— OBJECTIVE —
Extract each line of the material that follows exactly and omit its pictures.

(Extracts from a graphics dataset)
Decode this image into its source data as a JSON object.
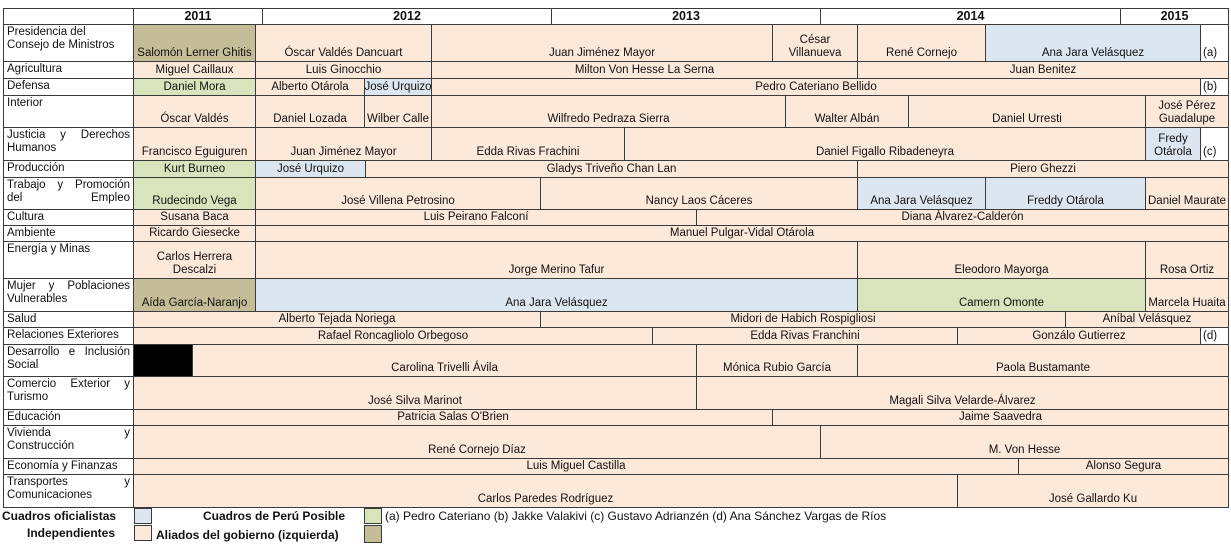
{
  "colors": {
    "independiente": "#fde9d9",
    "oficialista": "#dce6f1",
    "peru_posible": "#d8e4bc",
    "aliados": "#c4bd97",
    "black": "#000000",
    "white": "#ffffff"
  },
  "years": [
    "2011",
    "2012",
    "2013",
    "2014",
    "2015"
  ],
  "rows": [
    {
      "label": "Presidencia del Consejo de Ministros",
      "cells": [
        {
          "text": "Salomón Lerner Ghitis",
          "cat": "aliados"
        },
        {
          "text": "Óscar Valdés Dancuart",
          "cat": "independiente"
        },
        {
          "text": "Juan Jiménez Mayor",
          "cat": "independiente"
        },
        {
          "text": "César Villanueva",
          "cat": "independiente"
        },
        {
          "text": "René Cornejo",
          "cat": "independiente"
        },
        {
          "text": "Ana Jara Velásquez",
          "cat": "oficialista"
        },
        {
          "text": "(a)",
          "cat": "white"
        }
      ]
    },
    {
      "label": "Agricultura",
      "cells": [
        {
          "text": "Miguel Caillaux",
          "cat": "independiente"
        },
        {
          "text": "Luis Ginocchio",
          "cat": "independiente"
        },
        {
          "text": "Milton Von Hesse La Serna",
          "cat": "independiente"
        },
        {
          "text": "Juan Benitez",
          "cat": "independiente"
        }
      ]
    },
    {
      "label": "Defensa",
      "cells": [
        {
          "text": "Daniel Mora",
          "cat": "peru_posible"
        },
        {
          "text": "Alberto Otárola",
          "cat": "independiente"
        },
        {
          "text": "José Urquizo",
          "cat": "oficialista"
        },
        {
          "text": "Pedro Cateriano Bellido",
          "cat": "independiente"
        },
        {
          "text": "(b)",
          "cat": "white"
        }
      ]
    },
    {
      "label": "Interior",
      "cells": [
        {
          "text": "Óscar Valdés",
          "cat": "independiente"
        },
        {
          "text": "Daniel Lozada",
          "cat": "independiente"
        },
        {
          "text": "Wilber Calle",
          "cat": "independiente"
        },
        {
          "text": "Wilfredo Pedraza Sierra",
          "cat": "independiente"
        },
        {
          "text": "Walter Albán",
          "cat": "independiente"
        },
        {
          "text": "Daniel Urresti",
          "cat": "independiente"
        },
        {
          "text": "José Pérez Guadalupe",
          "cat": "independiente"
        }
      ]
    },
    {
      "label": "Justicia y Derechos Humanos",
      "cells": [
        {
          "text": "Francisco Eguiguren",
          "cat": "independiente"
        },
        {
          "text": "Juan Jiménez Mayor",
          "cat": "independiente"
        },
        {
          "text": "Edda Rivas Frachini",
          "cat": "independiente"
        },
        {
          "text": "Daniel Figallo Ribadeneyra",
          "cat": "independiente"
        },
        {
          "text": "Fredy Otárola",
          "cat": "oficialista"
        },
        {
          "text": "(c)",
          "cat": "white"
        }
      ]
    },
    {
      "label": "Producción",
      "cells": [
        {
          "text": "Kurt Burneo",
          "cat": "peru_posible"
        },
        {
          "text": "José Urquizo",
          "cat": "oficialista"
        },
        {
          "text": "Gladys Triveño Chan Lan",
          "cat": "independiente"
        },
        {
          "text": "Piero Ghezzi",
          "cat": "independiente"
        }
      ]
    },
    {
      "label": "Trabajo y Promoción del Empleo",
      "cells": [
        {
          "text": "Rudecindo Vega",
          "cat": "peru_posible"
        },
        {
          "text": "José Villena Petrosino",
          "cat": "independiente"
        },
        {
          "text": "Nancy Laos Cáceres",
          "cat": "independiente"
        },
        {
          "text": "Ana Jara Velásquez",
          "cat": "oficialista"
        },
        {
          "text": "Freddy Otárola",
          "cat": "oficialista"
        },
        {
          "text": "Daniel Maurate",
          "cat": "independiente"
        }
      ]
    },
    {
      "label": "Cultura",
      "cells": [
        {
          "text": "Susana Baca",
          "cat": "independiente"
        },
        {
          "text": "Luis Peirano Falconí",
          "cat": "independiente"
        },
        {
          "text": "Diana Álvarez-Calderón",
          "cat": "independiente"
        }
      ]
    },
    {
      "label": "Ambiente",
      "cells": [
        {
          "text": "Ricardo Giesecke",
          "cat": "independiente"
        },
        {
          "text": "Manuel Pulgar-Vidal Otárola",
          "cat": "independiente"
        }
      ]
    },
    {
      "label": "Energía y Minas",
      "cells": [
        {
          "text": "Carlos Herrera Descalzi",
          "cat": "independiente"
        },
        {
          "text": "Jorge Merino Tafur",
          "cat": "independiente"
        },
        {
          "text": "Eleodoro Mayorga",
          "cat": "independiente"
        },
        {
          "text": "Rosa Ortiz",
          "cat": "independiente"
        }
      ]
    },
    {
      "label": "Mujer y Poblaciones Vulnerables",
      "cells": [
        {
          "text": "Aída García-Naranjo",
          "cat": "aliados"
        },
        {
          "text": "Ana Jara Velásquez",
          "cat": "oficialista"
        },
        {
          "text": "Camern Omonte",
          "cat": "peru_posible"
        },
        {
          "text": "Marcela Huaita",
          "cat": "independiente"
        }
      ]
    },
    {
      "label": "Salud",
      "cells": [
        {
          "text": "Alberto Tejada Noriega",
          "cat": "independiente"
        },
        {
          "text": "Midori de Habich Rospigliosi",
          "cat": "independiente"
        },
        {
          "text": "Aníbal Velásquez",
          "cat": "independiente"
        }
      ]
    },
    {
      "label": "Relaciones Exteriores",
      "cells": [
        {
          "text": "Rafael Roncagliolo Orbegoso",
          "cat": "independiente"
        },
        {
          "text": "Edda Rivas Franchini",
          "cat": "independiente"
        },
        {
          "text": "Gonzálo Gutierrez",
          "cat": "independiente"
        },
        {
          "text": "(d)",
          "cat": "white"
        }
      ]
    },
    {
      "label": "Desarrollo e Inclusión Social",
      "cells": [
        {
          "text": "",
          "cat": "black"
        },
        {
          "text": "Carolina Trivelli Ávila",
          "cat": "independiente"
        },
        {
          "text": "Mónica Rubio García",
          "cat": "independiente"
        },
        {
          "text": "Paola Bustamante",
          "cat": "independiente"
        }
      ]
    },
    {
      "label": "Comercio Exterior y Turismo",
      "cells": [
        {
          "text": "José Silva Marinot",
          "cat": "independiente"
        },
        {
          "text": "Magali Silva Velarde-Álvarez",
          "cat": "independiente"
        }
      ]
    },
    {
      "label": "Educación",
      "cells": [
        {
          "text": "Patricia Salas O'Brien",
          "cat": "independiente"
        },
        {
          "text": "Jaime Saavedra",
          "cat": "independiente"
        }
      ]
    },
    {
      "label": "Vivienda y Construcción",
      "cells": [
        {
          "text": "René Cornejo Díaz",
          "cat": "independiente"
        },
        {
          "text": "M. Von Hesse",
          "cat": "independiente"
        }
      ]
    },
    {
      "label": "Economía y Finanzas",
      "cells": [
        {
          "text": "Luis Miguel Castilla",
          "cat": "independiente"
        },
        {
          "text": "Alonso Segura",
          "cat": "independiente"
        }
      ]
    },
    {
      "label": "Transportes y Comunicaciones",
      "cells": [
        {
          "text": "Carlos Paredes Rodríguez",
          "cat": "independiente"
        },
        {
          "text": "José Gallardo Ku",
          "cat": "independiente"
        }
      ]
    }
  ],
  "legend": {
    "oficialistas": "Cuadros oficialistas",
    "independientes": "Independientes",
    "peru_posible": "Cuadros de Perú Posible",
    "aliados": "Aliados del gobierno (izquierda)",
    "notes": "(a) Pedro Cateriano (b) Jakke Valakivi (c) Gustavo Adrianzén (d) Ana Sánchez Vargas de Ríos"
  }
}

— RESPONSE TO THE EXERCISE —
Decode this image into its source data as a JSON object.
{
  "colors": {
    "independiente": "#fde9d9",
    "oficialista": "#dce6f1",
    "peru_posible": "#d8e4bc",
    "aliados": "#c4bd97",
    "black": "#000000",
    "white": "#ffffff"
  },
  "years": [
    "2011",
    "2012",
    "2013",
    "2014",
    "2015"
  ],
  "rows": [
    {
      "label": "Presidencia del Consejo de Ministros",
      "cells": [
        {
          "text": "Salomón Lerner Ghitis",
          "cat": "aliados"
        },
        {
          "text": "Óscar Valdés Dancuart",
          "cat": "independiente"
        },
        {
          "text": "Juan Jiménez Mayor",
          "cat": "independiente"
        },
        {
          "text": "César Villanueva",
          "cat": "independiente"
        },
        {
          "text": "René Cornejo",
          "cat": "independiente"
        },
        {
          "text": "Ana Jara Velásquez",
          "cat": "oficialista"
        },
        {
          "text": "(a)",
          "cat": "white"
        }
      ]
    },
    {
      "label": "Agricultura",
      "cells": [
        {
          "text": "Miguel Caillaux",
          "cat": "independiente"
        },
        {
          "text": "Luis Ginocchio",
          "cat": "independiente"
        },
        {
          "text": "Milton Von Hesse La Serna",
          "cat": "independiente"
        },
        {
          "text": "Juan Benitez",
          "cat": "independiente"
        }
      ]
    },
    {
      "label": "Defensa",
      "cells": [
        {
          "text": "Daniel Mora",
          "cat": "peru_posible"
        },
        {
          "text": "Alberto Otárola",
          "cat": "independiente"
        },
        {
          "text": "José Urquizo",
          "cat": "oficialista"
        },
        {
          "text": "Pedro Cateriano Bellido",
          "cat": "independiente"
        },
        {
          "text": "(b)",
          "cat": "white"
        }
      ]
    },
    {
      "label": "Interior",
      "cells": [
        {
          "text": "Óscar Valdés",
          "cat": "independiente"
        },
        {
          "text": "Daniel Lozada",
          "cat": "independiente"
        },
        {
          "text": "Wilber Calle",
          "cat": "independiente"
        },
        {
          "text": "Wilfredo Pedraza Sierra",
          "cat": "independiente"
        },
        {
          "text": "Walter Albán",
          "cat": "independiente"
        },
        {
          "text": "Daniel Urresti",
          "cat": "independiente"
        },
        {
          "text": "José Pérez Guadalupe",
          "cat": "independiente"
        }
      ]
    },
    {
      "label": "Justicia y Derechos Humanos",
      "cells": [
        {
          "text": "Francisco Eguiguren",
          "cat": "independiente"
        },
        {
          "text": "Juan Jiménez Mayor",
          "cat": "independiente"
        },
        {
          "text": "Edda Rivas Frachini",
          "cat": "independiente"
        },
        {
          "text": "Daniel Figallo Ribadeneyra",
          "cat": "independiente"
        },
        {
          "text": "Fredy Otárola",
          "cat": "oficialista"
        },
        {
          "text": "(c)",
          "cat": "white"
        }
      ]
    },
    {
      "label": "Producción",
      "cells": [
        {
          "text": "Kurt Burneo",
          "cat": "peru_posible"
        },
        {
          "text": "José Urquizo",
          "cat": "oficialista"
        },
        {
          "text": "Gladys Triveño Chan Lan",
          "cat": "independiente"
        },
        {
          "text": "Piero Ghezzi",
          "cat": "independiente"
        }
      ]
    },
    {
      "label": "Trabajo y Promoción del Empleo",
      "cells": [
        {
          "text": "Rudecindo Vega",
          "cat": "peru_posible"
        },
        {
          "text": "José Villena Petrosino",
          "cat": "independiente"
        },
        {
          "text": "Nancy Laos Cáceres",
          "cat": "independiente"
        },
        {
          "text": "Ana Jara Velásquez",
          "cat": "oficialista"
        },
        {
          "text": "Freddy Otárola",
          "cat": "oficialista"
        },
        {
          "text": "Daniel Maurate",
          "cat": "independiente"
        }
      ]
    },
    {
      "label": "Cultura",
      "cells": [
        {
          "text": "Susana Baca",
          "cat": "independiente"
        },
        {
          "text": "Luis Peirano Falconí",
          "cat": "independiente"
        },
        {
          "text": "Diana Álvarez-Calderón",
          "cat": "independiente"
        }
      ]
    },
    {
      "label": "Ambiente",
      "cells": [
        {
          "text": "Ricardo Giesecke",
          "cat": "independiente"
        },
        {
          "text": "Manuel Pulgar-Vidal Otárola",
          "cat": "independiente"
        }
      ]
    },
    {
      "label": "Energía y Minas",
      "cells": [
        {
          "text": "Carlos Herrera Descalzi",
          "cat": "independiente"
        },
        {
          "text": "Jorge Merino Tafur",
          "cat": "independiente"
        },
        {
          "text": "Eleodoro Mayorga",
          "cat": "independiente"
        },
        {
          "text": "Rosa Ortiz",
          "cat": "independiente"
        }
      ]
    },
    {
      "label": "Mujer y Poblaciones Vulnerables",
      "cells": [
        {
          "text": "Aída García-Naranjo",
          "cat": "aliados"
        },
        {
          "text": "Ana Jara Velásquez",
          "cat": "oficialista"
        },
        {
          "text": "Camern Omonte",
          "cat": "peru_posible"
        },
        {
          "text": "Marcela Huaita",
          "cat": "independiente"
        }
      ]
    },
    {
      "label": "Salud",
      "cells": [
        {
          "text": "Alberto Tejada Noriega",
          "cat": "independiente"
        },
        {
          "text": "Midori de Habich Rospigliosi",
          "cat": "independiente"
        },
        {
          "text": "Aníbal Velásquez",
          "cat": "independiente"
        }
      ]
    },
    {
      "label": "Relaciones Exteriores",
      "cells": [
        {
          "text": "Rafael Roncagliolo Orbegoso",
          "cat": "independiente"
        },
        {
          "text": "Edda Rivas Franchini",
          "cat": "independiente"
        },
        {
          "text": "Gonzálo Gutierrez",
          "cat": "independiente"
        },
        {
          "text": "(d)",
          "cat": "white"
        }
      ]
    },
    {
      "label": "Desarrollo e Inclusión Social",
      "cells": [
        {
          "text": "",
          "cat": "black"
        },
        {
          "text": "Carolina Trivelli Ávila",
          "cat": "independiente"
        },
        {
          "text": "Mónica Rubio García",
          "cat": "independiente"
        },
        {
          "text": "Paola Bustamante",
          "cat": "independiente"
        }
      ]
    },
    {
      "label": "Comercio Exterior y Turismo",
      "cells": [
        {
          "text": "José Silva Marinot",
          "cat": "independiente"
        },
        {
          "text": "Magali Silva Velarde-Álvarez",
          "cat": "independiente"
        }
      ]
    },
    {
      "label": "Educación",
      "cells": [
        {
          "text": "Patricia Salas O'Brien",
          "cat": "independiente"
        },
        {
          "text": "Jaime Saavedra",
          "cat": "independiente"
        }
      ]
    },
    {
      "label": "Vivienda y Construcción",
      "cells": [
        {
          "text": "René Cornejo Díaz",
          "cat": "independiente"
        },
        {
          "text": "M. Von Hesse",
          "cat": "independiente"
        }
      ]
    },
    {
      "label": "Economía y Finanzas",
      "cells": [
        {
          "text": "Luis Miguel Castilla",
          "cat": "independiente"
        },
        {
          "text": "Alonso Segura",
          "cat": "independiente"
        }
      ]
    },
    {
      "label": "Transportes y Comunicaciones",
      "cells": [
        {
          "text": "Carlos Paredes Rodríguez",
          "cat": "independiente"
        },
        {
          "text": "José Gallardo Ku",
          "cat": "independiente"
        }
      ]
    }
  ],
  "legend": {
    "oficialistas": "Cuadros oficialistas",
    "independientes": "Independientes",
    "peru_posible": "Cuadros de Perú Posible",
    "aliados": "Aliados del gobierno (izquierda)",
    "notes": "(a) Pedro Cateriano (b) Jakke Valakivi (c) Gustavo Adrianzén (d) Ana Sánchez Vargas de Ríos"
  }
}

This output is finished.